TASK PROMPT — Copy the data exactly as it appears, and do not include any pictures.

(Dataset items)
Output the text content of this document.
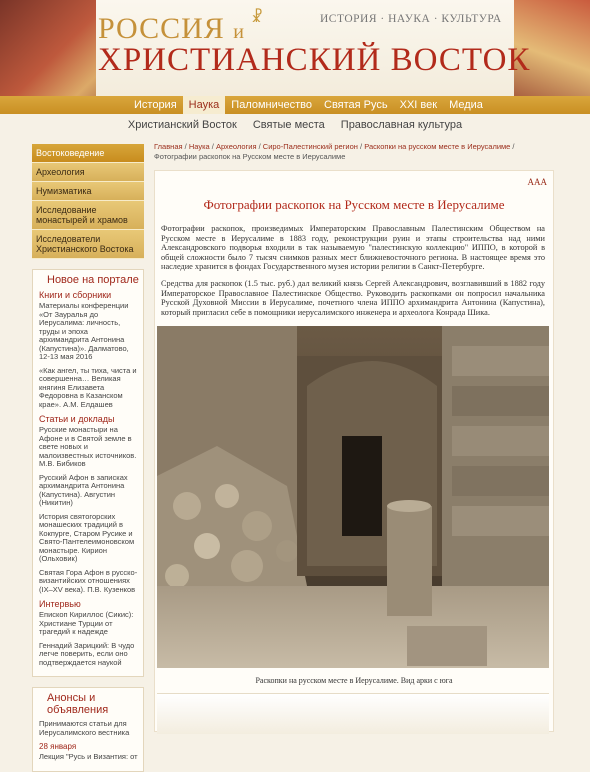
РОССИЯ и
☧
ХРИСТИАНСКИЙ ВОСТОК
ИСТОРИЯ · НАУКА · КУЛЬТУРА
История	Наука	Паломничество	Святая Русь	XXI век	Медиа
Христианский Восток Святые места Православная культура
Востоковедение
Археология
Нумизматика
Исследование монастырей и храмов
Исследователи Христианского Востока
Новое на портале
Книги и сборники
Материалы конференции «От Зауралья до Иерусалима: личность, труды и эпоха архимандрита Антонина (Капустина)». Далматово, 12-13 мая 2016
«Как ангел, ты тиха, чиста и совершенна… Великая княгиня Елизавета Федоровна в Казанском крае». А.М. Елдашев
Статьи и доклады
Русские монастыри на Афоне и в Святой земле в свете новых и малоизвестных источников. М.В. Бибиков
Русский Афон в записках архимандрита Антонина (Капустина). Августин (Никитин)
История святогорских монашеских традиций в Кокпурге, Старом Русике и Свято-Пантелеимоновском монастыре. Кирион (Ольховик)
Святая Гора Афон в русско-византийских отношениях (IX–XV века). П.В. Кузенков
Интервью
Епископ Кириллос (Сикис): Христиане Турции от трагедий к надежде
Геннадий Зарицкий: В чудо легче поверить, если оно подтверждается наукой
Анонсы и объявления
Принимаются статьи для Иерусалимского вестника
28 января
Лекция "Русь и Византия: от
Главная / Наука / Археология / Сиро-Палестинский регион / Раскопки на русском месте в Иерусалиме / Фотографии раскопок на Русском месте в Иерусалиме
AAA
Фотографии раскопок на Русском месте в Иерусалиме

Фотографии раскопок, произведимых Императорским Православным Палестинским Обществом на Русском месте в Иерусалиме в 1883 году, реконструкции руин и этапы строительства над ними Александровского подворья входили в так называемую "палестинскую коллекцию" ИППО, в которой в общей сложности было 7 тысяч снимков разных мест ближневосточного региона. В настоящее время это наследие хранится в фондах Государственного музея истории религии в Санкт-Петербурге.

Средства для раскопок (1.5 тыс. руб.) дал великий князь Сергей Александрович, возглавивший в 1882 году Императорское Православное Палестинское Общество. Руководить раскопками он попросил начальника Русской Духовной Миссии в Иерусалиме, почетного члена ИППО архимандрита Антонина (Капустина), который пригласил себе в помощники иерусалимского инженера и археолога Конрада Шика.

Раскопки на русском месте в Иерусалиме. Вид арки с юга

RESULT OF THE EXERCISE —
Output the text content of this document.
РОССИЯ и
☧
ХРИСТИАНСКИЙ ВОСТОК
ИСТОРИЯ · НАУКА · КУЛЬТУРА
История	Наука	Паломничество	Святая Русь	XXI век	Медиа
Христианский Восток Святые места Православная культура
Востоковедение
Археология
Нумизматика
Исследование монастырей и храмов
Исследователи Христианского Востока
Новое на портале
Книги и сборники
Материалы конференции «От Зауралья до Иерусалима: личность, труды и эпоха архимандрита Антонина (Капустина)». Далматово, 12-13 мая 2016
«Как ангел, ты тиха, чиста и совершенна… Великая княгиня Елизавета Федоровна в Казанском крае». А.М. Елдашев
Статьи и доклады
Русские монастыри на Афоне и в Святой земле в свете новых и малоизвестных источников. М.В. Бибиков
Русский Афон в записках архимандрита Антонина (Капустина). Августин (Никитин)
История святогорских монашеских традиций в Кокпурге, Старом Русике и Свято-Пантелеимоновском монастыре. Кирион (Ольховик)
Святая Гора Афон в русско-византийских отношениях (IX–XV века). П.В. Кузенков
Интервью
Епископ Кириллос (Сикис): Христиане Турции от трагедий к надежде
Геннадий Зарицкий: В чудо легче поверить, если оно подтверждается наукой
Анонсы и объявления
Принимаются статьи для Иерусалимского вестника
28 января
Лекция "Русь и Византия: от
Главная / Наука / Археология / Сиро-Палестинский регион / Раскопки на русском месте в Иерусалиме / Фотографии раскопок на Русском месте в Иерусалиме
AAA
Фотографии раскопок на Русском месте в Иерусалиме

Фотографии раскопок, произведимых Императорским Православным Палестинским Обществом на Русском месте в Иерусалиме в 1883 году, реконструкции руин и этапы строительства над ними Александровского подворья входили в так называемую "палестинскую коллекцию" ИППО, в которой в общей сложности было 7 тысяч снимков разных мест ближневосточного региона. В настоящее время это наследие хранится в фондах Государственного музея истории религии в Санкт-Петербурге.

Средства для раскопок (1.5 тыс. руб.) дал великий князь Сергей Александрович, возглавивший в 1882 году Императорское Православное Палестинское Общество. Руководить раскопками он попросил начальника Русской Духовной Миссии в Иерусалиме, почетного члена ИППО архимандрита Антонина (Капустина), который пригласил себе в помощники иерусалимского инженера и археолога Конрада Шика.

Раскопки на русском месте в Иерусалиме. Вид арки с юга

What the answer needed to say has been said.